(Stored data entries)
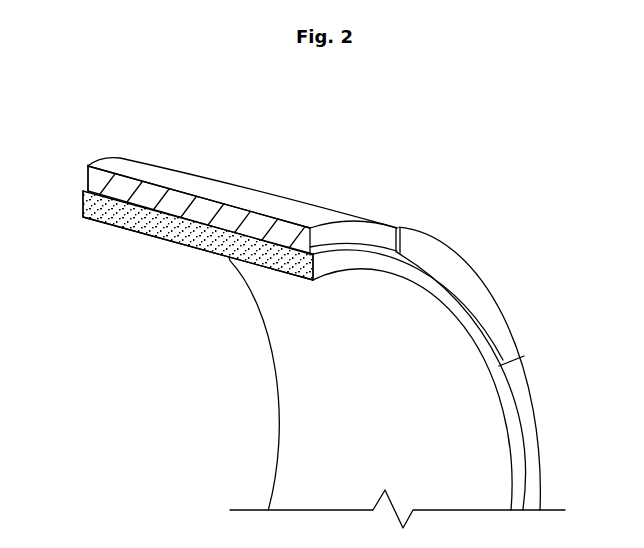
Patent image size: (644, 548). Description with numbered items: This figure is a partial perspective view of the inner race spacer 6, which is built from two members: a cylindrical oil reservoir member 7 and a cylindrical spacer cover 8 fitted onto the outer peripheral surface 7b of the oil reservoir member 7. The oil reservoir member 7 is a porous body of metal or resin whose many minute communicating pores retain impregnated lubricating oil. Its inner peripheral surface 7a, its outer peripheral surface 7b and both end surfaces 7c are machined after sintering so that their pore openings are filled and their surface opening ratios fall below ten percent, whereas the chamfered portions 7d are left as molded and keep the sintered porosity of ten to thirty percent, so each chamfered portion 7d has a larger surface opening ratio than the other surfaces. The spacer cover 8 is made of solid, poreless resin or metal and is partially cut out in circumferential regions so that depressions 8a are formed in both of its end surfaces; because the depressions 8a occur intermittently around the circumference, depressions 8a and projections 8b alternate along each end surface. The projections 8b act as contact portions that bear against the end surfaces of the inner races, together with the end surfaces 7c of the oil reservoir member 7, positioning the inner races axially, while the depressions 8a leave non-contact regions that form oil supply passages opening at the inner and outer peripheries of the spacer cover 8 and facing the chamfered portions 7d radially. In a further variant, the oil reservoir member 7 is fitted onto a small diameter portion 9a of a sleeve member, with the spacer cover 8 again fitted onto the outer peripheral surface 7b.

The inner race spacer 6 is at (485, 219).
The oil reservoir member 7 is at (134, 235).
The inner peripheral surface 7a is at (182, 247).
The outer peripheral surface 7b is at (212, 224).
The end surface 7c is at (83, 203).
The chamfered portion 7d is at (88, 189).
The spacer cover 8 is at (181, 177).
The depression 8a is at (350, 237).
The projection 8b is at (490, 302).
The small diameter portion 9a is at (527, 408).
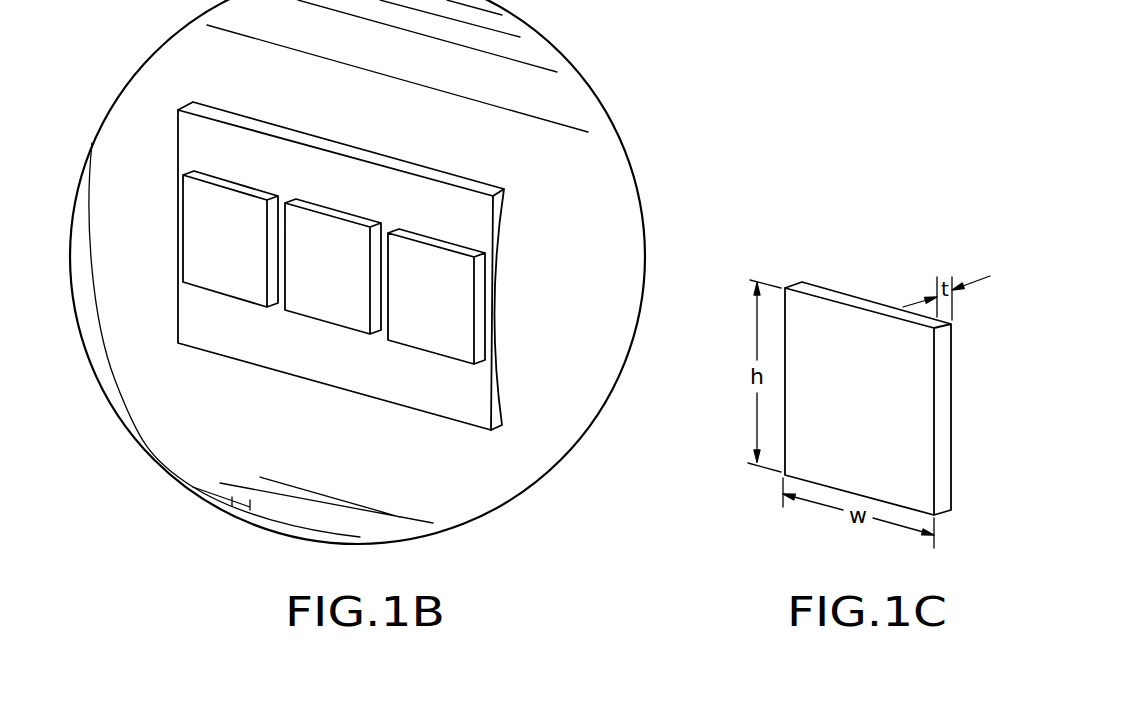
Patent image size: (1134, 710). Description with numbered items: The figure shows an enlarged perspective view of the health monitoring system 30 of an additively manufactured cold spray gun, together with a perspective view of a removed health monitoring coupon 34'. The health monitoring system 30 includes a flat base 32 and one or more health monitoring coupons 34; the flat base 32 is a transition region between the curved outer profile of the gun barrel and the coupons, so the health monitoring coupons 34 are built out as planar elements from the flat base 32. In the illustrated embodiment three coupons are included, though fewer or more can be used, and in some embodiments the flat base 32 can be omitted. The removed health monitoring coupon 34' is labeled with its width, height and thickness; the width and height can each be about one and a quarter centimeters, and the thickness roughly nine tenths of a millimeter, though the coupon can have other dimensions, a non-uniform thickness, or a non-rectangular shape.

In FIG. 1B, the health monitoring system 30 is at (209, 372).
In FIG. 1B, the flat base 32 is at (480, 413).
In FIG. 1B, the health monitoring coupons 34 is at (334, 214).
In FIG. 1C, the health monitoring coupon 34' is at (868, 361).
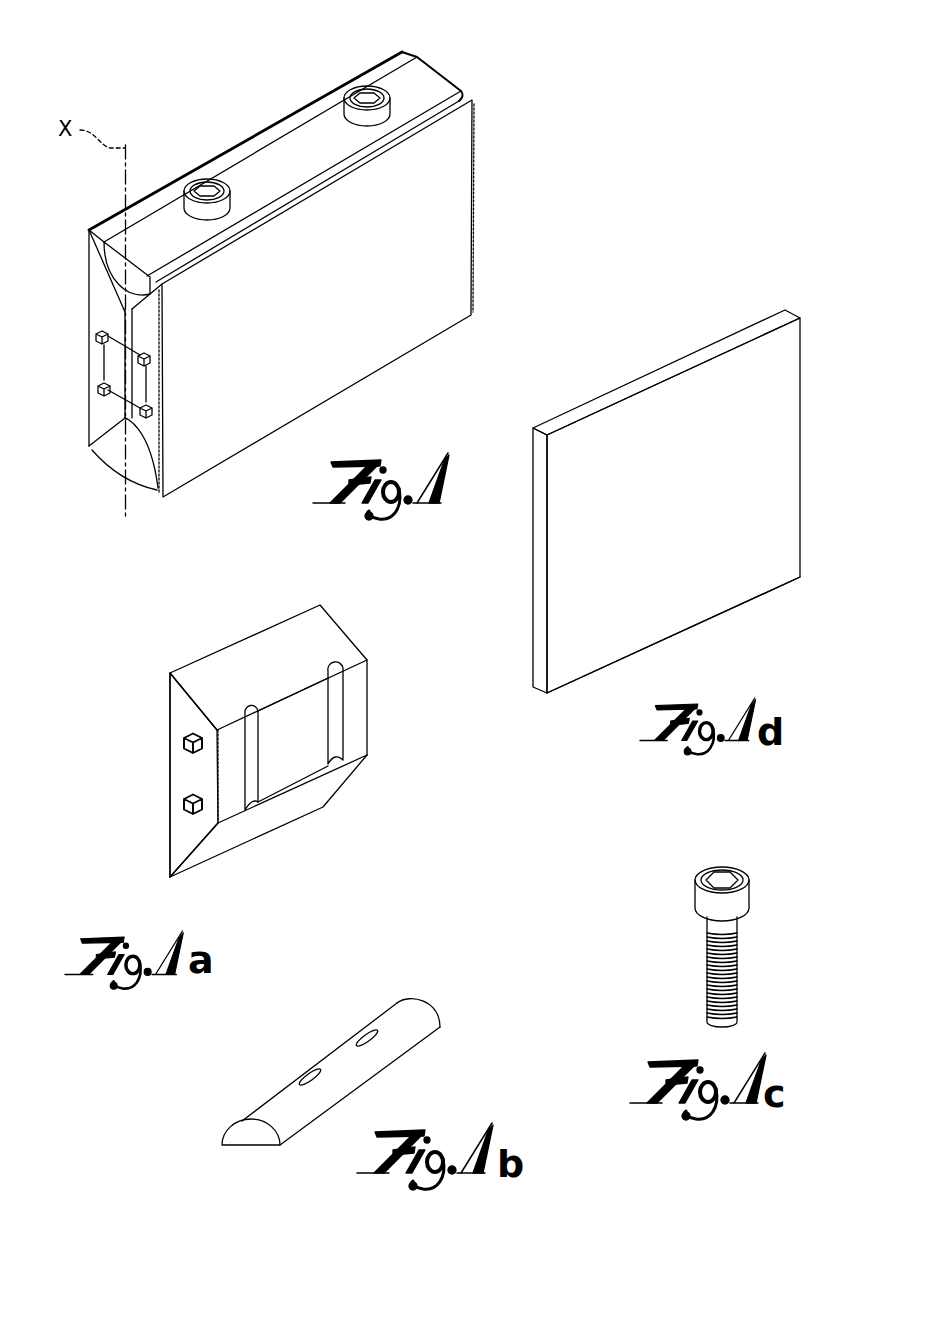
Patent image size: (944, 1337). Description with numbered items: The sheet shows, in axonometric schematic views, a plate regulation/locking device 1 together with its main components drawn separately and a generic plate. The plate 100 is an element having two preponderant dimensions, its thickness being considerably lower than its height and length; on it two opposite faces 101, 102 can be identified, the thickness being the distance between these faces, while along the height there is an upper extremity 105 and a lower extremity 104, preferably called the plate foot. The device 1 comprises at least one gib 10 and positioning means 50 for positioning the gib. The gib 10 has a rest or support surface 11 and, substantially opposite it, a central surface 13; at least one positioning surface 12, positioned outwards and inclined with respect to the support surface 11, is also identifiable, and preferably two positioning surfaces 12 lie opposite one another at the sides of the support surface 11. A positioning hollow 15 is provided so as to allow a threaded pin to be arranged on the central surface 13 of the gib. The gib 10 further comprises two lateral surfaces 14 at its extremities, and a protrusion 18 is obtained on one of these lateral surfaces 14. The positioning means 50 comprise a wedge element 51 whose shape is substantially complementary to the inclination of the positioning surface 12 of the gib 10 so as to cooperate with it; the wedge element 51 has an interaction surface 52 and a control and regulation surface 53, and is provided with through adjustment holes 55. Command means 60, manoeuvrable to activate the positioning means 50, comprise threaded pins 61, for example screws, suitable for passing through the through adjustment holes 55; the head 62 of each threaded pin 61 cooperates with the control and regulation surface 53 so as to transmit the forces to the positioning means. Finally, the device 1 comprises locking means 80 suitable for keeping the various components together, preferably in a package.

In FIG. 1, the plate regulation/locking device 1 is at (342, 289).
In FIG. 1, the gib 10 is at (478, 155).
In FIG. 1A, the gib 10 is at (262, 735).
In FIG. 1A, the rest surface 11 is at (150, 793).
In FIG. 1A, the positioning surface 12 is at (278, 660).
In FIG. 1A, the central surface 13 is at (228, 768).
In FIG. 1A, the lateral surface 14 is at (183, 830).
In FIG. 1A, the positioning hollow 15 is at (350, 720).
In FIG. 1A, the protrusion 18 is at (173, 730).
In FIG. 1, the positioning means 50 is at (446, 63).
In FIG. 1B, the wedge element 51 is at (343, 1076).
In FIG. 1B, the interaction surface 52 is at (343, 1062).
In FIG. 1B, the control and regulation surface 53 is at (260, 1153).
In FIG. 1B, the through adjustment hole 55 is at (305, 1072).
In FIG. 1, the command means 60 is at (223, 175).
In FIG. 1C, the command means 60 is at (713, 924).
In FIG. 1C, the threaded pin 61 is at (757, 888).
In FIG. 1C, the head 62 is at (732, 905).
In FIG. 1, the locking means 80 is at (152, 420).
In FIG. 1D, the plate 100 is at (621, 505).
In FIG. 1D, the face 101 is at (722, 580).
In FIG. 1D, the face 102 is at (532, 563).
In FIG. 1D, the lower extremity 104 is at (597, 677).
In FIG. 1D, the upper extremity 105 is at (549, 425).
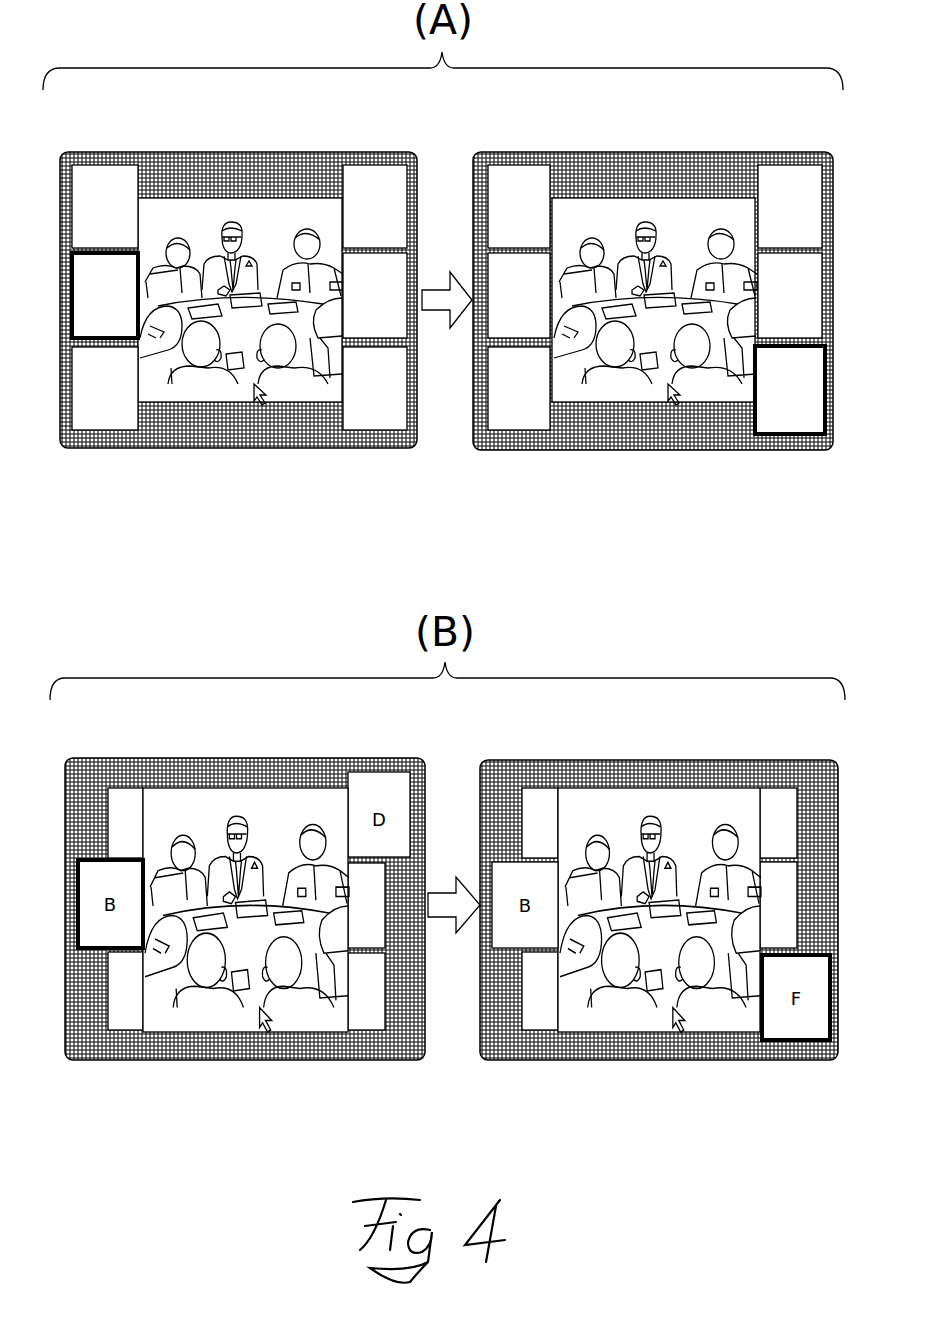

◆ **REQUEST**
Copy out all of the lines above word for word, leaving out the pictures.

◆ **OUTPUT OF THE TASK**
Patent image size: (644, 548). Description with numbered items: This figure is a partial perspective view of the inner race spacer 6, which is built from two members: a cylindrical oil reservoir member 7 and a cylindrical spacer cover 8 fitted onto the outer peripheral surface 7b of the oil reservoir member 7. The oil reservoir member 7 is a porous body of metal or resin whose many minute communicating pores retain impregnated lubricating oil. Its inner peripheral surface 7a, its outer peripheral surface 7b and both end surfaces 7c are machined after sintering so that their pore openings are filled and their surface opening ratios fall below ten percent, whereas the chamfered portions 7d are left as molded and keep the sintered porosity of ten to thirty percent, so each chamfered portion 7d has a larger surface opening ratio than the other surfaces. The spacer cover 8 is made of solid, poreless resin or metal and is partially cut out in circumferential regions so that depressions 8a are formed in both of its end surfaces; because the depressions 8a occur intermittently around the circumference, depressions 8a and projections 8b alternate along each end surface. The projections 8b act as contact portions that bear against the end surfaces of the inner races, together with the end surfaces 7c of the oil reservoir member 7, positioning the inner races axially, while the depressions 8a leave non-contact regions that form oil supply passages opening at the inner and outer peripheries of the spacer cover 8 and facing the chamfered portions 7d radially. In a further variant, the oil reservoir member 7 is fitted onto a small diameter portion 9a of a sleeve member, with the spacer cover 8 again fitted onto the outer peripheral surface 7b.

The inner race spacer 6 is at (485, 219).
The oil reservoir member 7 is at (134, 235).
The inner peripheral surface 7a is at (182, 247).
The outer peripheral surface 7b is at (212, 224).
The end surface 7c is at (83, 203).
The chamfered portion 7d is at (88, 189).
The spacer cover 8 is at (181, 177).
The depression 8a is at (350, 237).
The projection 8b is at (490, 302).
The small diameter portion 9a is at (527, 408).
Patent image size: (1134, 710). Description with numbered items: The figure shows an enlarged perspective view of the health monitoring system 30 of an additively manufactured cold spray gun, together with a perspective view of a removed health monitoring coupon 34'. The health monitoring system 30 includes a flat base 32 and one or more health monitoring coupons 34; the flat base 32 is a transition region between the curved outer profile of the gun barrel and the coupons, so the health monitoring coupons 34 are built out as planar elements from the flat base 32. In the illustrated embodiment three coupons are included, though fewer or more can be used, and in some embodiments the flat base 32 can be omitted. The removed health monitoring coupon 34' is labeled with its width, height and thickness; the width and height can each be about one and a quarter centimeters, and the thickness roughly nine tenths of a millimeter, though the coupon can have other dimensions, a non-uniform thickness, or a non-rectangular shape.

In FIG. 1B, the health monitoring system 30 is at (209, 372).
In FIG. 1B, the flat base 32 is at (480, 413).
In FIG. 1B, the health monitoring coupons 34 is at (334, 214).
In FIG. 1C, the health monitoring coupon 34' is at (868, 361).
Patent image size: (944, 1337). Description with numbered items: The sheet shows, in axonometric schematic views, a plate regulation/locking device 1 together with its main components drawn separately and a generic plate. The plate 100 is an element having two preponderant dimensions, its thickness being considerably lower than its height and length; on it two opposite faces 101, 102 can be identified, the thickness being the distance between these faces, while along the height there is an upper extremity 105 and a lower extremity 104, preferably called the plate foot. The device 1 comprises at least one gib 10 and positioning means 50 for positioning the gib. The gib 10 has a rest or support surface 11 and, substantially opposite it, a central surface 13; at least one positioning surface 12, positioned outwards and inclined with respect to the support surface 11, is also identifiable, and preferably two positioning surfaces 12 lie opposite one another at the sides of the support surface 11. A positioning hollow 15 is provided so as to allow a threaded pin to be arranged on the central surface 13 of the gib. The gib 10 further comprises two lateral surfaces 14 at its extremities, and a protrusion 18 is obtained on one of these lateral surfaces 14. The positioning means 50 comprise a wedge element 51 whose shape is substantially complementary to the inclination of the positioning surface 12 of the gib 10 so as to cooperate with it; the wedge element 51 has an interaction surface 52 and a control and regulation surface 53, and is provided with through adjustment holes 55. Command means 60, manoeuvrable to activate the positioning means 50, comprise threaded pins 61, for example screws, suitable for passing through the through adjustment holes 55; the head 62 of each threaded pin 61 cooperates with the control and regulation surface 53 so as to transmit the forces to the positioning means. Finally, the device 1 comprises locking means 80 suitable for keeping the various components together, preferably in a package.

In FIG. 1, the plate regulation/locking device 1 is at (342, 289).
In FIG. 1, the gib 10 is at (478, 155).
In FIG. 1A, the gib 10 is at (262, 735).
In FIG. 1A, the rest surface 11 is at (150, 793).
In FIG. 1A, the positioning surface 12 is at (278, 660).
In FIG. 1A, the central surface 13 is at (228, 768).
In FIG. 1A, the lateral surface 14 is at (183, 830).
In FIG. 1A, the positioning hollow 15 is at (350, 720).
In FIG. 1A, the protrusion 18 is at (173, 730).
In FIG. 1, the positioning means 50 is at (446, 63).
In FIG. 1B, the wedge element 51 is at (343, 1076).
In FIG. 1B, the interaction surface 52 is at (343, 1062).
In FIG. 1B, the control and regulation surface 53 is at (260, 1153).
In FIG. 1B, the through adjustment hole 55 is at (305, 1072).
In FIG. 1, the command means 60 is at (223, 175).
In FIG. 1C, the command means 60 is at (713, 924).
In FIG. 1C, the threaded pin 61 is at (757, 888).
In FIG. 1C, the head 62 is at (732, 905).
In FIG. 1, the locking means 80 is at (152, 420).
In FIG. 1D, the plate 100 is at (621, 505).
In FIG. 1D, the face 101 is at (722, 580).
In FIG. 1D, the face 102 is at (532, 563).
In FIG. 1D, the lower extremity 104 is at (597, 677).
In FIG. 1D, the upper extremity 105 is at (549, 425).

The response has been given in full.